[Stored data]
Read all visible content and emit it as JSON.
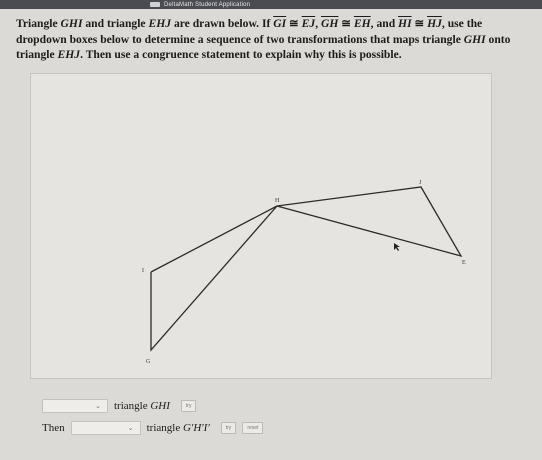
{
  "app": {
    "title": "DeltaMath Student Application"
  },
  "question": {
    "part1": "Triangle ",
    "tri1": "GHI",
    "part2": " and triangle ",
    "tri2": "EHJ",
    "part3": " are drawn below. If ",
    "seg1a": "GI",
    "cong": " ≅ ",
    "seg1b": "EJ",
    "comma": ", ",
    "seg2a": "GH",
    "seg2b": "EH",
    "and": ", and ",
    "seg3a": "HI",
    "seg3b": "HJ",
    "part4": ", use the dropdown boxes below to determine a sequence of two transformations that maps triangle ",
    "tri3": "GHI",
    "part5": " onto triangle ",
    "tri4": "EHJ",
    "part6": ". Then use a congruence statement to explain why this is possible."
  },
  "diagram": {
    "labels": {
      "G": "G",
      "H": "H",
      "I": "I",
      "J": "J",
      "E": "E"
    },
    "colors": {
      "line": "#2b2b2b",
      "label": "#333333"
    }
  },
  "controls": {
    "row1": {
      "dropdown_value": "",
      "label_prefix": "triangle ",
      "label_var": "GHI",
      "try_label": "try"
    },
    "row2": {
      "then_label": "Then",
      "dropdown_value": "",
      "label_prefix": "triangle ",
      "label_var": "G′H′I′",
      "try_label": "try",
      "reset_label": "reset"
    }
  }
}
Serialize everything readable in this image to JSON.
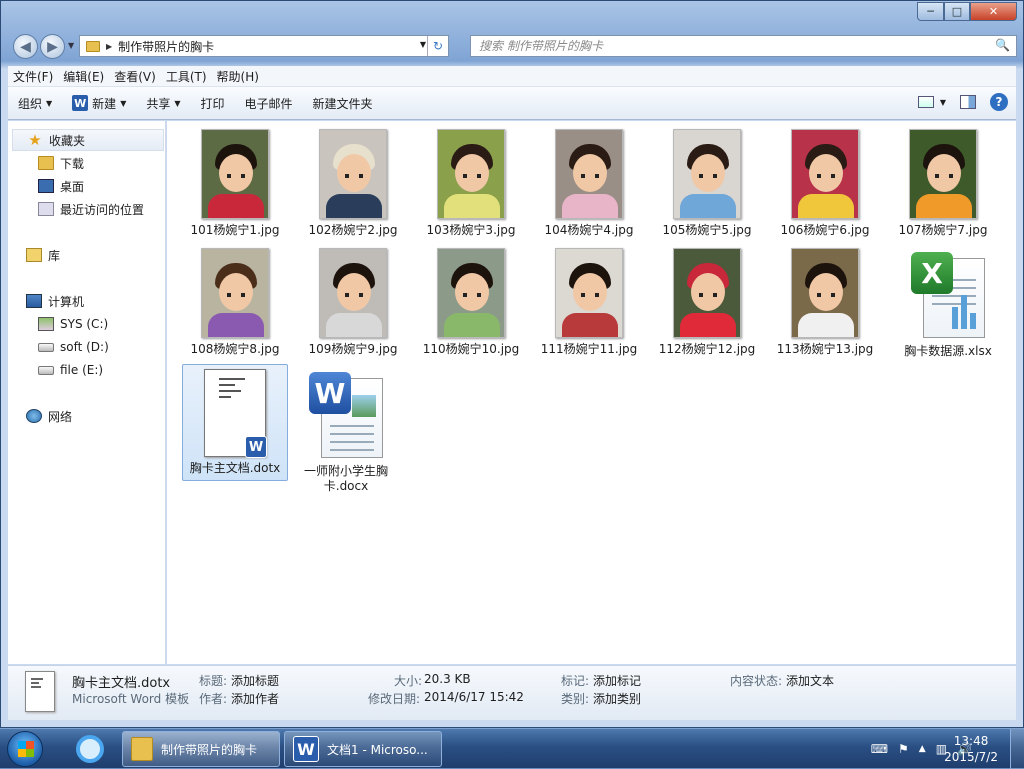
{
  "window": {
    "min_label": "─",
    "max_label": "□",
    "close_label": "✕"
  },
  "nav": {
    "back": "◀",
    "forward": "▶",
    "history_caret": "▼",
    "breadcrumb_sep": "▶",
    "address": "制作带照片的胸卡",
    "address_caret": "▼",
    "refresh": "↻",
    "search_placeholder": "搜索 制作带照片的胸卡",
    "search_icon": "🔍"
  },
  "menu": [
    "文件(F)",
    "编辑(E)",
    "查看(V)",
    "工具(T)",
    "帮助(H)"
  ],
  "toolbar": {
    "organize": "组织",
    "new": "新建",
    "share": "共享",
    "print": "打印",
    "email": "电子邮件",
    "new_folder": "新建文件夹",
    "caret": "▼",
    "help": "?",
    "word_letter": "W"
  },
  "sidebar": {
    "favorites": "收藏夹",
    "downloads": "下载",
    "desktop": "桌面",
    "recent": "最近访问的位置",
    "libraries": "库",
    "computer": "计算机",
    "drive_c": "SYS (C:)",
    "drive_d": "soft (D:)",
    "drive_e": "file (E:)",
    "network": "网络"
  },
  "files": [
    {
      "name": "101杨婉宁1.jpg",
      "bg": "#5d6b44",
      "shirt": "#c8283a",
      "hair": "#1d130d"
    },
    {
      "name": "102杨婉宁2.jpg",
      "bg": "#c9c4be",
      "shirt": "#2a3e5c",
      "hair": "#e7e0cc"
    },
    {
      "name": "103杨婉宁3.jpg",
      "bg": "#8aa04a",
      "shirt": "#e2e07a",
      "hair": "#2a1c14"
    },
    {
      "name": "104杨婉宁4.jpg",
      "bg": "#9a8f86",
      "shirt": "#e8b4c8",
      "hair": "#2a1c14"
    },
    {
      "name": "105杨婉宁5.jpg",
      "bg": "#d9d5d0",
      "shirt": "#6fa7d8",
      "hair": "#2a1c14"
    },
    {
      "name": "106杨婉宁6.jpg",
      "bg": "#b8324a",
      "shirt": "#f0c63a",
      "hair": "#2a1c14"
    },
    {
      "name": "107杨婉宁7.jpg",
      "bg": "#3f5a2a",
      "shirt": "#f09a2a",
      "hair": "#1d130d"
    },
    {
      "name": "108杨婉宁8.jpg",
      "bg": "#b8b4a0",
      "shirt": "#8a5ab0",
      "hair": "#4a2e1a"
    },
    {
      "name": "109杨婉宁9.jpg",
      "bg": "#bfbcb8",
      "shirt": "#d8d8d8",
      "hair": "#1d130d"
    },
    {
      "name": "110杨婉宁10.jpg",
      "bg": "#8c9a8a",
      "shirt": "#8ab86a",
      "hair": "#1d130d"
    },
    {
      "name": "111杨婉宁11.jpg",
      "bg": "#dcd8d2",
      "shirt": "#b83a3a",
      "hair": "#1d130d"
    },
    {
      "name": "112杨婉宁12.jpg",
      "bg": "#4a5a3a",
      "shirt": "#e02a3a",
      "hair": "#c8283a"
    },
    {
      "name": "113杨婉宁13.jpg",
      "bg": "#7a6a4a",
      "shirt": "#f0f0f0",
      "hair": "#1d130d"
    }
  ],
  "excel": {
    "name": "胸卡数据源.xlsx",
    "letter": "X"
  },
  "dotx": {
    "name": "胸卡主文档.dotx",
    "letter": "W"
  },
  "docx": {
    "name_line1": "一师附小学生胸",
    "name_line2": "卡.docx",
    "letter": "W"
  },
  "details": {
    "filename": "胸卡主文档.dotx",
    "filetype": "Microsoft Word 模板",
    "title_label": "标题:",
    "title_value": "添加标题",
    "author_label": "作者:",
    "author_value": "添加作者",
    "size_label": "大小:",
    "size_value": "20.3 KB",
    "modified_label": "修改日期:",
    "modified_value": "2014/6/17 15:42",
    "tags_label": "标记:",
    "tags_value": "添加标记",
    "category_label": "类别:",
    "category_value": "添加类别",
    "content_label": "内容状态:",
    "content_value": "添加文本"
  },
  "taskbar": {
    "explorer_task": "制作带照片的胸卡",
    "word_task": "文档1 - Microso...",
    "word_letter": "W",
    "time": "13:48",
    "date": "2015/7/2",
    "tray_keyboard": "⌨",
    "tray_flag": "⚑",
    "tray_up": "▲",
    "tray_net": "▥",
    "tray_vol": "🔊"
  }
}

Short task ->
Using the data above, write out every line exactly, leaving the images behind.

Full output ->
Read all visible content and emit it as JSON.
{
  "app": {
    "title": "DeltaMath Student Application"
  },
  "question": {
    "part1": "Triangle ",
    "tri1": "GHI",
    "part2": " and triangle ",
    "tri2": "EHJ",
    "part3": " are drawn below. If ",
    "seg1a": "GI",
    "cong": " ≅ ",
    "seg1b": "EJ",
    "comma": ", ",
    "seg2a": "GH",
    "seg2b": "EH",
    "and": ", and ",
    "seg3a": "HI",
    "seg3b": "HJ",
    "part4": ", use the dropdown boxes below to determine a sequence of two transformations that maps triangle ",
    "tri3": "GHI",
    "part5": " onto triangle ",
    "tri4": "EHJ",
    "part6": ". Then use a congruence statement to explain why this is possible."
  },
  "diagram": {
    "labels": {
      "G": "G",
      "H": "H",
      "I": "I",
      "J": "J",
      "E": "E"
    },
    "colors": {
      "line": "#2b2b2b",
      "label": "#333333"
    }
  },
  "controls": {
    "row1": {
      "dropdown_value": "",
      "label_prefix": "triangle ",
      "label_var": "GHI",
      "try_label": "try"
    },
    "row2": {
      "then_label": "Then",
      "dropdown_value": "",
      "label_prefix": "triangle ",
      "label_var": "G′H′I′",
      "try_label": "try",
      "reset_label": "reset"
    }
  }
}
Serialize everything readable in this image to JSON.
{
  "window": {
    "min_label": "─",
    "max_label": "□",
    "close_label": "✕"
  },
  "nav": {
    "back": "◀",
    "forward": "▶",
    "history_caret": "▼",
    "breadcrumb_sep": "▶",
    "address": "制作带照片的胸卡",
    "address_caret": "▼",
    "refresh": "↻",
    "search_placeholder": "搜索 制作带照片的胸卡",
    "search_icon": "🔍"
  },
  "menu": [
    "文件(F)",
    "编辑(E)",
    "查看(V)",
    "工具(T)",
    "帮助(H)"
  ],
  "toolbar": {
    "organize": "组织",
    "new": "新建",
    "share": "共享",
    "print": "打印",
    "email": "电子邮件",
    "new_folder": "新建文件夹",
    "caret": "▼",
    "help": "?",
    "word_letter": "W"
  },
  "sidebar": {
    "favorites": "收藏夹",
    "downloads": "下载",
    "desktop": "桌面",
    "recent": "最近访问的位置",
    "libraries": "库",
    "computer": "计算机",
    "drive_c": "SYS (C:)",
    "drive_d": "soft (D:)",
    "drive_e": "file (E:)",
    "network": "网络"
  },
  "files": [
    {
      "name": "101杨婉宁1.jpg",
      "bg": "#5d6b44",
      "shirt": "#c8283a",
      "hair": "#1d130d"
    },
    {
      "name": "102杨婉宁2.jpg",
      "bg": "#c9c4be",
      "shirt": "#2a3e5c",
      "hair": "#e7e0cc"
    },
    {
      "name": "103杨婉宁3.jpg",
      "bg": "#8aa04a",
      "shirt": "#e2e07a",
      "hair": "#2a1c14"
    },
    {
      "name": "104杨婉宁4.jpg",
      "bg": "#9a8f86",
      "shirt": "#e8b4c8",
      "hair": "#2a1c14"
    },
    {
      "name": "105杨婉宁5.jpg",
      "bg": "#d9d5d0",
      "shirt": "#6fa7d8",
      "hair": "#2a1c14"
    },
    {
      "name": "106杨婉宁6.jpg",
      "bg": "#b8324a",
      "shirt": "#f0c63a",
      "hair": "#2a1c14"
    },
    {
      "name": "107杨婉宁7.jpg",
      "bg": "#3f5a2a",
      "shirt": "#f09a2a",
      "hair": "#1d130d"
    },
    {
      "name": "108杨婉宁8.jpg",
      "bg": "#b8b4a0",
      "shirt": "#8a5ab0",
      "hair": "#4a2e1a"
    },
    {
      "name": "109杨婉宁9.jpg",
      "bg": "#bfbcb8",
      "shirt": "#d8d8d8",
      "hair": "#1d130d"
    },
    {
      "name": "110杨婉宁10.jpg",
      "bg": "#8c9a8a",
      "shirt": "#8ab86a",
      "hair": "#1d130d"
    },
    {
      "name": "111杨婉宁11.jpg",
      "bg": "#dcd8d2",
      "shirt": "#b83a3a",
      "hair": "#1d130d"
    },
    {
      "name": "112杨婉宁12.jpg",
      "bg": "#4a5a3a",
      "shirt": "#e02a3a",
      "hair": "#c8283a"
    },
    {
      "name": "113杨婉宁13.jpg",
      "bg": "#7a6a4a",
      "shirt": "#f0f0f0",
      "hair": "#1d130d"
    }
  ],
  "excel": {
    "name": "胸卡数据源.xlsx",
    "letter": "X"
  },
  "dotx": {
    "name": "胸卡主文档.dotx",
    "letter": "W"
  },
  "docx": {
    "name_line1": "一师附小学生胸",
    "name_line2": "卡.docx",
    "letter": "W"
  },
  "details": {
    "filename": "胸卡主文档.dotx",
    "filetype": "Microsoft Word 模板",
    "title_label": "标题:",
    "title_value": "添加标题",
    "author_label": "作者:",
    "author_value": "添加作者",
    "size_label": "大小:",
    "size_value": "20.3 KB",
    "modified_label": "修改日期:",
    "modified_value": "2014/6/17 15:42",
    "tags_label": "标记:",
    "tags_value": "添加标记",
    "category_label": "类别:",
    "category_value": "添加类别",
    "content_label": "内容状态:",
    "content_value": "添加文本"
  },
  "taskbar": {
    "explorer_task": "制作带照片的胸卡",
    "word_task": "文档1 - Microso...",
    "word_letter": "W",
    "time": "13:48",
    "date": "2015/7/2",
    "tray_keyboard": "⌨",
    "tray_flag": "⚑",
    "tray_up": "▲",
    "tray_net": "▥",
    "tray_vol": "🔊"
  }
}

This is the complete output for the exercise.